Requirements: Reproduce word for word the stretch of the listing below from its first line through the line containing "download-item[interactable]: AQAS FS", both included.

Records:
● ● ● ● ● ● ●
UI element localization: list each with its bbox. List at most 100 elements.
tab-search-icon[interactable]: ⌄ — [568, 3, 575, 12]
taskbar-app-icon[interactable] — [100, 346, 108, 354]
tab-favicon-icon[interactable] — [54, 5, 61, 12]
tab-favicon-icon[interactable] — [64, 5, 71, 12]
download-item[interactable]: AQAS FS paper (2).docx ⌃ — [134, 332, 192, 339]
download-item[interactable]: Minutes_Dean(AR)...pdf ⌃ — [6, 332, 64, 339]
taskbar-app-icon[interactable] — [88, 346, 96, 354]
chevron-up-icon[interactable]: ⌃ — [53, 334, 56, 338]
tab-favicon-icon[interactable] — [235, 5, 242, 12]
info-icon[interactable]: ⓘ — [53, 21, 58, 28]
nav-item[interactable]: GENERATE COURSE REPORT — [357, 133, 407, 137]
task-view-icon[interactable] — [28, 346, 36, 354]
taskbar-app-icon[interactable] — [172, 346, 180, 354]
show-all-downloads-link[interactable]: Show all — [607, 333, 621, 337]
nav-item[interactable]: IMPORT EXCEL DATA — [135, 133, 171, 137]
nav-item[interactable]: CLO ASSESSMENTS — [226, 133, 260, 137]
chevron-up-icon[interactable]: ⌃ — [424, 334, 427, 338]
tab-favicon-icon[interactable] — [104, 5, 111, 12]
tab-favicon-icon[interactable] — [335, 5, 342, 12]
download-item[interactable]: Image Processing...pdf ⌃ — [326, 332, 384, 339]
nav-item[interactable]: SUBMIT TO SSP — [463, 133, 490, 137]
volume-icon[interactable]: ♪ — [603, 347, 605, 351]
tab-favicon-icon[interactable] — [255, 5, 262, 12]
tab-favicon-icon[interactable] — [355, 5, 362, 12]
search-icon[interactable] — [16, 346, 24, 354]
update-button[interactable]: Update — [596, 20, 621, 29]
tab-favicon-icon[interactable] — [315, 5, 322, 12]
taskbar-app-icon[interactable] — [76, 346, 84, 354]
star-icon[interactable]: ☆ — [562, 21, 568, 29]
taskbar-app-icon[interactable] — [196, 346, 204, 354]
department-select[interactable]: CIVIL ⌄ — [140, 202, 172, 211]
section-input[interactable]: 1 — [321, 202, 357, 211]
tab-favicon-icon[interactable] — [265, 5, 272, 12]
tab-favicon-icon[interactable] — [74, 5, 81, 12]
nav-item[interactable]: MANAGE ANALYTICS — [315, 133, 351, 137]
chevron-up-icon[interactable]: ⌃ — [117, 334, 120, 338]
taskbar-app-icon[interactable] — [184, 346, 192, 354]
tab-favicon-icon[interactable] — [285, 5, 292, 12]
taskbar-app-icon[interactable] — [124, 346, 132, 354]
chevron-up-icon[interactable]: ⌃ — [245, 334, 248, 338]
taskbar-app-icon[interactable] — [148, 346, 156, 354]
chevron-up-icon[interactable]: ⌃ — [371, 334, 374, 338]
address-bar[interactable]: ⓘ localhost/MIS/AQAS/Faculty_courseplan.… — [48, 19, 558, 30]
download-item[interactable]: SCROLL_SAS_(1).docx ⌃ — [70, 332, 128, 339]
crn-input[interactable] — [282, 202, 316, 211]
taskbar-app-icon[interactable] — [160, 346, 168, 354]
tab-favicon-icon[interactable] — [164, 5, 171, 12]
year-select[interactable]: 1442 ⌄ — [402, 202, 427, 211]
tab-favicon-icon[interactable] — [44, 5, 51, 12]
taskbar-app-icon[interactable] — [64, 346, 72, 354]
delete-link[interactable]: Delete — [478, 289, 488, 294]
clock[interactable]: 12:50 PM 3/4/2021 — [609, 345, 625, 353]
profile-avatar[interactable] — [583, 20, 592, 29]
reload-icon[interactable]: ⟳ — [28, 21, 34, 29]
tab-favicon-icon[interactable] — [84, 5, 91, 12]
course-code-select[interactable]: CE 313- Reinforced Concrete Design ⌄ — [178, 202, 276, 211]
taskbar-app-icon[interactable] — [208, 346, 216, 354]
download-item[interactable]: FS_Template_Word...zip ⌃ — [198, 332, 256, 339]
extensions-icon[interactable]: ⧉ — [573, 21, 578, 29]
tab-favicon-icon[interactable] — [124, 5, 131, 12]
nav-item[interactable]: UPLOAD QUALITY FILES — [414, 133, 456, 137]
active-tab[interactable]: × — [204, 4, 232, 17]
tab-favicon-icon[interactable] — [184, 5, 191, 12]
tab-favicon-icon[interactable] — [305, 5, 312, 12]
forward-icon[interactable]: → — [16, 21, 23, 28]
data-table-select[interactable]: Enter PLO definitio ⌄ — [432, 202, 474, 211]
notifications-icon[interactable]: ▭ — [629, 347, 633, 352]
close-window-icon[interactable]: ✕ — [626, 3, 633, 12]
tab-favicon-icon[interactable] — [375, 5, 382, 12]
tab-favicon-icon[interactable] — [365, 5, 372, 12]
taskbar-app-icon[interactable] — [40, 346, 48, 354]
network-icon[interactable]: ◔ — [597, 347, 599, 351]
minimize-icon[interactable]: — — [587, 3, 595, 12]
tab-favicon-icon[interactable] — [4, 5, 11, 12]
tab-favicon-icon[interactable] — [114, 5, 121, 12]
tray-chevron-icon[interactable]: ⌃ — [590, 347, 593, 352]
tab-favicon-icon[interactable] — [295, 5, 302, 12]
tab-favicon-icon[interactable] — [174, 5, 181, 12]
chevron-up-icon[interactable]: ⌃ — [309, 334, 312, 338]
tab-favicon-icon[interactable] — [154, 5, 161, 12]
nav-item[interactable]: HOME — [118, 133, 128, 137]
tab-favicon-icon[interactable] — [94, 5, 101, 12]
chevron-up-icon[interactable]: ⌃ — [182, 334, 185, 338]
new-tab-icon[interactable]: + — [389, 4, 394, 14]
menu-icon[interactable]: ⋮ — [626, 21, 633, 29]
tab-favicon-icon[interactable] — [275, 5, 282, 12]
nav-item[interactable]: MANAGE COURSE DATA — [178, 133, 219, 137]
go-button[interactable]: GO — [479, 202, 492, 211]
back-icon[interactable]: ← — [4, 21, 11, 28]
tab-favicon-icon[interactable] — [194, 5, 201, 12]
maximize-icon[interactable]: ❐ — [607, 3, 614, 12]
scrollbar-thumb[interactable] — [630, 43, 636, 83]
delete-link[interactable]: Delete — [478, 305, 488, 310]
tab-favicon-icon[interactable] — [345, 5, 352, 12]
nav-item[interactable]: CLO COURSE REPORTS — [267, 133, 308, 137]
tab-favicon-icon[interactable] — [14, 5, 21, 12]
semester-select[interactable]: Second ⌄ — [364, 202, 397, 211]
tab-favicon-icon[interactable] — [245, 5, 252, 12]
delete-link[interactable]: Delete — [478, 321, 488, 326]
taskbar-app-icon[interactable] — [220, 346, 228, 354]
● ● ● ● ● ● ●
Answer for the task:
UI element localization: list each with its bbox. List at most 100 elements.
tab-search-icon[interactable]: ⌄ — [568, 3, 575, 12]
taskbar-app-icon[interactable] — [100, 346, 108, 354]
tab-favicon-icon[interactable] — [54, 5, 61, 12]
tab-favicon-icon[interactable] — [64, 5, 71, 12]
download-item[interactable]: AQAS FS paper (2).docx ⌃ — [134, 332, 192, 339]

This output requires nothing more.